**EXERCISE DIRECTIONS**
Transcribe all the entries word for word, omitting any pictures they contain.

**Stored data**
+===+

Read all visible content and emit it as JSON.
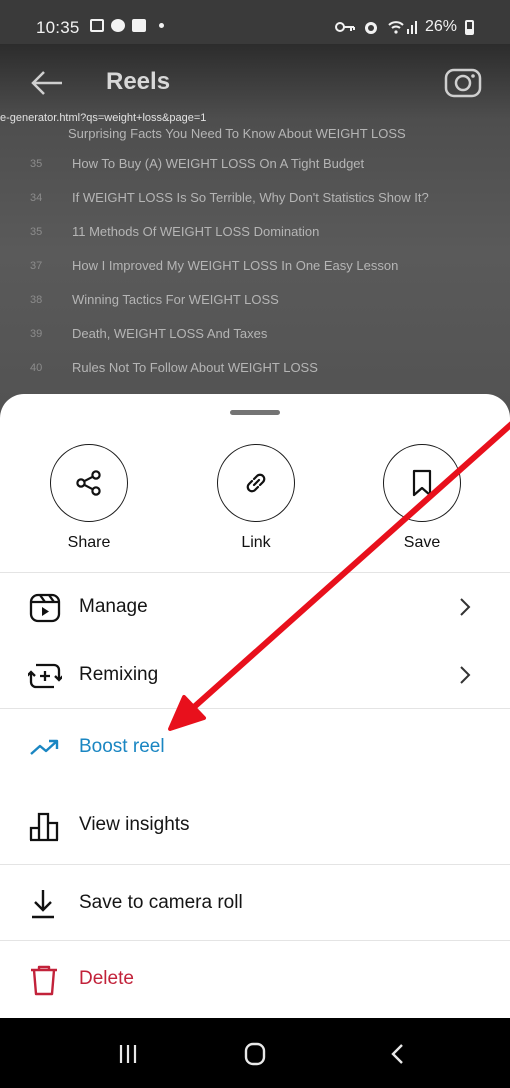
{
  "status_bar": {
    "time": "10:35",
    "battery": "26%"
  },
  "reel": {
    "title": "Reels",
    "url": "e-generator.html?qs=weight+loss&page=1",
    "photo_rows": [
      {
        "num": "",
        "text": "Surprising Facts You Need To Know About WEIGHT LOSS"
      },
      {
        "num": "35",
        "text": "How To Buy (A) WEIGHT LOSS On A Tight Budget"
      },
      {
        "num": "34",
        "text": "If WEIGHT LOSS Is So Terrible, Why Don't Statistics Show It?"
      },
      {
        "num": "35",
        "text": "11 Methods Of WEIGHT LOSS Domination"
      },
      {
        "num": "37",
        "text": "How I Improved My WEIGHT LOSS In One Easy Lesson"
      },
      {
        "num": "38",
        "text": "Winning Tactics For WEIGHT LOSS"
      },
      {
        "num": "39",
        "text": "Death, WEIGHT LOSS And Taxes"
      },
      {
        "num": "40",
        "text": "Rules Not To Follow About WEIGHT LOSS"
      }
    ]
  },
  "sheet": {
    "actions": [
      {
        "label": "Share",
        "icon": "share-icon"
      },
      {
        "label": "Link",
        "icon": "link-icon"
      },
      {
        "label": "Save",
        "icon": "bookmark-icon"
      }
    ],
    "items": [
      {
        "label": "Manage",
        "icon": "reel-play-icon",
        "has_chevron": true
      },
      {
        "label": "Remixing",
        "icon": "remix-icon",
        "has_chevron": true
      },
      {
        "label": "Boost reel",
        "icon": "trending-up-icon",
        "color": "#1a86c2"
      },
      {
        "label": "View insights",
        "icon": "bar-chart-icon"
      },
      {
        "label": "Save to camera roll",
        "icon": "download-icon"
      },
      {
        "label": "Delete",
        "icon": "trash-icon",
        "color": "#c2223a"
      }
    ]
  },
  "colors": {
    "accent_blue": "#1a86c2",
    "danger_red": "#c2223a",
    "annotation_arrow": "#e8101c"
  }
}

+===+

**PROBLEM SOLUTION**
Read all visible content and emit it as JSON.
{
  "status_bar": {
    "time": "10:35",
    "battery": "26%"
  },
  "reel": {
    "title": "Reels",
    "url": "e-generator.html?qs=weight+loss&page=1",
    "photo_rows": [
      {
        "num": "",
        "text": "Surprising Facts You Need To Know About WEIGHT LOSS"
      },
      {
        "num": "35",
        "text": "How To Buy (A) WEIGHT LOSS On A Tight Budget"
      },
      {
        "num": "34",
        "text": "If WEIGHT LOSS Is So Terrible, Why Don't Statistics Show It?"
      },
      {
        "num": "35",
        "text": "11 Methods Of WEIGHT LOSS Domination"
      },
      {
        "num": "37",
        "text": "How I Improved My WEIGHT LOSS In One Easy Lesson"
      },
      {
        "num": "38",
        "text": "Winning Tactics For WEIGHT LOSS"
      },
      {
        "num": "39",
        "text": "Death, WEIGHT LOSS And Taxes"
      },
      {
        "num": "40",
        "text": "Rules Not To Follow About WEIGHT LOSS"
      }
    ]
  },
  "sheet": {
    "actions": [
      {
        "label": "Share",
        "icon": "share-icon"
      },
      {
        "label": "Link",
        "icon": "link-icon"
      },
      {
        "label": "Save",
        "icon": "bookmark-icon"
      }
    ],
    "items": [
      {
        "label": "Manage",
        "icon": "reel-play-icon",
        "has_chevron": true
      },
      {
        "label": "Remixing",
        "icon": "remix-icon",
        "has_chevron": true
      },
      {
        "label": "Boost reel",
        "icon": "trending-up-icon",
        "color": "#1a86c2"
      },
      {
        "label": "View insights",
        "icon": "bar-chart-icon"
      },
      {
        "label": "Save to camera roll",
        "icon": "download-icon"
      },
      {
        "label": "Delete",
        "icon": "trash-icon",
        "color": "#c2223a"
      }
    ]
  },
  "colors": {
    "accent_blue": "#1a86c2",
    "danger_red": "#c2223a",
    "annotation_arrow": "#e8101c"
  }
}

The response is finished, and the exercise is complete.